-- begin --
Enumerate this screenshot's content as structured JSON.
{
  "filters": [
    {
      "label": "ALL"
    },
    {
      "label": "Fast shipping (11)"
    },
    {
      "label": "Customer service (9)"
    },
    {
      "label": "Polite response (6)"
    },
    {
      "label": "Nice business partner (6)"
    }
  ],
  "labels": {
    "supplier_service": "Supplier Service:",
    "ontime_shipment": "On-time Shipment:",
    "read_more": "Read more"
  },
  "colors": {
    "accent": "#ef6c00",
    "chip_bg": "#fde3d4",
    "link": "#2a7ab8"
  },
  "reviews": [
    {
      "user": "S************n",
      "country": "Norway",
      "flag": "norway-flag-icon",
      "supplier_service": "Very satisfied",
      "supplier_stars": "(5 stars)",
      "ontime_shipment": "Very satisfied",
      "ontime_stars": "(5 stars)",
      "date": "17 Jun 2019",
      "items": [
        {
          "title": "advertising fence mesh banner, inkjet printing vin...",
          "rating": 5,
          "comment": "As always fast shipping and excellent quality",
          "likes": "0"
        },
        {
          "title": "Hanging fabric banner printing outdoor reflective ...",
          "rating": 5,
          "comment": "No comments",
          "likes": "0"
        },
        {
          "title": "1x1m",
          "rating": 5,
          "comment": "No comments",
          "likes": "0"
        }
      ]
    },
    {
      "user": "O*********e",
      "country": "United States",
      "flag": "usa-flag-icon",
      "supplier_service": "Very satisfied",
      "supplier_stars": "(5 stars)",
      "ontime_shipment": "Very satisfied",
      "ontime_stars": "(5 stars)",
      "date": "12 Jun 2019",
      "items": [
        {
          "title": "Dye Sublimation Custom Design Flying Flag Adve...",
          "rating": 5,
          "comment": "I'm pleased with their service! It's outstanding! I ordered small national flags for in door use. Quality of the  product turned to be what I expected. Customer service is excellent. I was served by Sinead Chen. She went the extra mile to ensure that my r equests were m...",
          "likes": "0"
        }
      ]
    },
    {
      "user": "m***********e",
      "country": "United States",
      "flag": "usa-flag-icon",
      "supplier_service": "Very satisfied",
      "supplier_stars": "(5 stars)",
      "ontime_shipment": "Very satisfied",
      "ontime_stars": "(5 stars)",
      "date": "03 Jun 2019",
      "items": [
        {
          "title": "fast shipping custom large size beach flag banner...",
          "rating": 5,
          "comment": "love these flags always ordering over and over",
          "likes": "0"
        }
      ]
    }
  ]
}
-- end --
(The task)
Respond with nothing but the number of lines in the entries that contain the string "excellent".

(Result of this task)
2